_Exercise prompt_. Reproduce all of the material word for word.
── Records for this exercise ──
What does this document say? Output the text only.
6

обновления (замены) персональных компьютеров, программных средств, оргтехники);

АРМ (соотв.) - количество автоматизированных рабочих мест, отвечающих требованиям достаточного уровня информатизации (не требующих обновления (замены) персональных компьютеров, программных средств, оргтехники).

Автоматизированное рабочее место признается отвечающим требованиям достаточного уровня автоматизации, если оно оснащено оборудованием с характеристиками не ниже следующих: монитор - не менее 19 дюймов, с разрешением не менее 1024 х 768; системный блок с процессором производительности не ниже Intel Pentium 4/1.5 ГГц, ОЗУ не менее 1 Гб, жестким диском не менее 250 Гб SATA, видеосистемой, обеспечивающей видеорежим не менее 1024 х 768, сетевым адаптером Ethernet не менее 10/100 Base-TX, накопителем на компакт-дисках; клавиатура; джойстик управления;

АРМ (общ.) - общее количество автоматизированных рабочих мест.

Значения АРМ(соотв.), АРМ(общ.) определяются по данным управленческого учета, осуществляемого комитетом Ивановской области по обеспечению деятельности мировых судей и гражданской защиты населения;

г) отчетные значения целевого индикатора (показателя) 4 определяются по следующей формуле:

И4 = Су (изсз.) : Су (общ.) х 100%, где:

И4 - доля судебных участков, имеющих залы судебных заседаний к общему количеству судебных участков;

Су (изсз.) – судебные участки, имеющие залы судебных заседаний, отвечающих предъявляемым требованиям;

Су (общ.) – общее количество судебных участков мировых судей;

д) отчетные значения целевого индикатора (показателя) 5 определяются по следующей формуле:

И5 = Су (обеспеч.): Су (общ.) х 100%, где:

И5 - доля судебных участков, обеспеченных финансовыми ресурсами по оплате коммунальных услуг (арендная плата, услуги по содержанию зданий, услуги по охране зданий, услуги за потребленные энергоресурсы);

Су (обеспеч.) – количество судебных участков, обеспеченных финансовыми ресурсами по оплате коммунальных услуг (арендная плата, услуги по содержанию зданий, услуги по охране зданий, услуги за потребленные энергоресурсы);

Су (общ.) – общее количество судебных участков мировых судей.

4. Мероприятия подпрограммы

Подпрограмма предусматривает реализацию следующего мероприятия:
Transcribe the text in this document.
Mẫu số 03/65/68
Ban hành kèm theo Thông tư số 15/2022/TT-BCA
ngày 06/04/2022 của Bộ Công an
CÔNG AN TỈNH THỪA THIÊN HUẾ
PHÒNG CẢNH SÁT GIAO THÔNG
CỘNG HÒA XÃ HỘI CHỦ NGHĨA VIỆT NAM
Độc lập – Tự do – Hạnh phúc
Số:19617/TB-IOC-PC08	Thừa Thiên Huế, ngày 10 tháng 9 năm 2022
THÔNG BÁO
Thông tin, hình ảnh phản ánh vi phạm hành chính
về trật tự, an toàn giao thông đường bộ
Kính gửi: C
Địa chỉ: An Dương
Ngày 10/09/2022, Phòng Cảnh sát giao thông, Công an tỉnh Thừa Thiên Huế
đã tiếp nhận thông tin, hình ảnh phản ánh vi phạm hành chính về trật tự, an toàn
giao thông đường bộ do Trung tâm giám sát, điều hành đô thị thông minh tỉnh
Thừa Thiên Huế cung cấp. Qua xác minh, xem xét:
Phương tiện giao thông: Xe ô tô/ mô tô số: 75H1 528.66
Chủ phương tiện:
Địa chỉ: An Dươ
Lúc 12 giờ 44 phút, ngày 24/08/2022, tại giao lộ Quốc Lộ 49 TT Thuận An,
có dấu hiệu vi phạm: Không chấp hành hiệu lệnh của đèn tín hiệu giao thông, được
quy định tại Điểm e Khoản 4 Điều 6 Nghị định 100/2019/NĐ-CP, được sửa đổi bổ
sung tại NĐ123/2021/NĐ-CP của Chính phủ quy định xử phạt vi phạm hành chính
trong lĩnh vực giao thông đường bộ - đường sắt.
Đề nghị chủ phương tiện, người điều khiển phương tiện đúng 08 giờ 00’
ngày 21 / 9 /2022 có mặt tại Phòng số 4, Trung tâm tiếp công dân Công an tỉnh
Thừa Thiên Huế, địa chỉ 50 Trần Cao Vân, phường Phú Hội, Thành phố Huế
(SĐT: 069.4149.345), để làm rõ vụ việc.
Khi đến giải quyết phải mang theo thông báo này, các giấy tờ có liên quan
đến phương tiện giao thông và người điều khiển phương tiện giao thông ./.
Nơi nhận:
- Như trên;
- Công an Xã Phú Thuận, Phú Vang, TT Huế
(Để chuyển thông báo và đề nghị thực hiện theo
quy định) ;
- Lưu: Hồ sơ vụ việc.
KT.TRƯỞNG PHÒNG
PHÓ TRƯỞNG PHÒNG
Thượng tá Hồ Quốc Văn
───
_Reply to the task_.
What does this document say? Output the text only.
6

обновления (замены) персональных компьютеров, программных средств, оргтехники);

АРМ (соотв.) - количество автоматизированных рабочих мест, отвечающих требованиям достаточного уровня информатизации (не требующих обновления (замены) персональных компьютеров, программных средств, оргтехники).

Автоматизированное рабочее место признается отвечающим требованиям достаточного уровня автоматизации, если оно оснащено оборудованием с характеристиками не ниже следующих: монитор - не менее 19 дюймов, с разрешением не менее 1024 х 768; системный блок с процессором производительности не ниже Intel Pentium 4/1.5 ГГц, ОЗУ не менее 1 Гб, жестким диском не менее 250 Гб SATA, видеосистемой, обеспечивающей видеорежим не менее 1024 х 768, сетевым адаптером Ethernet не менее 10/100 Base-TX, накопителем на компакт-дисках; клавиатура; джойстик управления;

АРМ (общ.) - общее количество автоматизированных рабочих мест.

Значения АРМ(соотв.), АРМ(общ.) определяются по данным управленческого учета, осуществляемого комитетом Ивановской области по обеспечению деятельности мировых судей и гражданской защиты населения;

г) отчетные значения целевого индикатора (показателя) 4 определяются по следующей формуле:

И4 = Су (изсз.) : Су (общ.) х 100%, где:

И4 - доля судебных участков, имеющих залы судебных заседаний к общему количеству судебных участков;

Су (изсз.) – судебные участки, имеющие залы судебных заседаний, отвечающих предъявляемым требованиям;

Су (общ.) – общее количество судебных участков мировых судей;

д) отчетные значения целевого индикатора (показателя) 5 определяются по следующей формуле:

И5 = Су (обеспеч.): Су (общ.) х 100%, где:

И5 - доля судебных участков, обеспеченных финансовыми ресурсами по оплате коммунальных услуг (арендная плата, услуги по содержанию зданий, услуги по охране зданий, услуги за потребленные энергоресурсы);

Су (обеспеч.) – количество судебных участков, обеспеченных финансовыми ресурсами по оплате коммунальных услуг (арендная плата, услуги по содержанию зданий, услуги по охране зданий, услуги за потребленные энергоресурсы);

Су (общ.) – общее количество судебных участков мировых судей.

4. Мероприятия подпрограммы

Подпрограмма предусматривает реализацию следующего мероприятия:
Transcribe the text in this document.
Mẫu số 03/65/68
Ban hành kèm theo Thông tư số 15/2022/TT-BCA
ngày 06/04/2022 của Bộ Công an
CÔNG AN TỈNH THỪA THIÊN HUẾ
PHÒNG CẢNH SÁT GIAO THÔNG
CỘNG HÒA XÃ HỘI CHỦ NGHĨA VIỆT NAM
Độc lập – Tự do – Hạnh phúc
Số:19617/TB-IOC-PC08	Thừa Thiên Huế, ngày 10 tháng 9 năm 2022
THÔNG BÁO
Thông tin, hình ảnh phản ánh vi phạm hành chính
về trật tự, an toàn giao thông đường bộ
Kính gửi: C
Địa chỉ: An Dương
Ngày 10/09/2022, Phòng Cảnh sát giao thông, Công an tỉnh Thừa Thiên Huế
đã tiếp nhận thông tin, hình ảnh phản ánh vi phạm hành chính về trật tự, an toàn
giao thông đường bộ do Trung tâm giám sát, điều hành đô thị thông minh tỉnh
Thừa Thiên Huế cung cấp. Qua xác minh, xem xét:
Phương tiện giao thông: Xe ô tô/ mô tô số: 75H1 528.66
Chủ phương tiện:
Địa chỉ: An Dươ
Lúc 12 giờ 44 phút, ngày 24/08/2022, tại giao lộ Quốc Lộ 49 TT Thuận An,
có dấu hiệu vi phạm: Không chấp hành hiệu lệnh của đèn tín hiệu giao thông, được
quy định tại Điểm e Khoản 4 Điều 6 Nghị định 100/2019/NĐ-CP, được sửa đổi bổ
sung tại NĐ123/2021/NĐ-CP của Chính phủ quy định xử phạt vi phạm hành chính
trong lĩnh vực giao thông đường bộ - đường sắt.
Đề nghị chủ phương tiện, người điều khiển phương tiện đúng 08 giờ 00’
ngày 21 / 9 /2022 có mặt tại Phòng số 4, Trung tâm tiếp công dân Công an tỉnh
Thừa Thiên Huế, địa chỉ 50 Trần Cao Vân, phường Phú Hội, Thành phố Huế
(SĐT: 069.4149.345), để làm rõ vụ việc.
Khi đến giải quyết phải mang theo thông báo này, các giấy tờ có liên quan
đến phương tiện giao thông và người điều khiển phương tiện giao thông ./.
Nơi nhận:
- Như trên;
- Công an Xã Phú Thuận, Phú Vang, TT Huế
(Để chuyển thông báo và đề nghị thực hiện theo
quy định) ;
- Lưu: Hồ sơ vụ việc.
KT.TRƯỞNG PHÒNG
PHÓ TRƯỞNG PHÒNG
Thượng tá Hồ Quốc Văn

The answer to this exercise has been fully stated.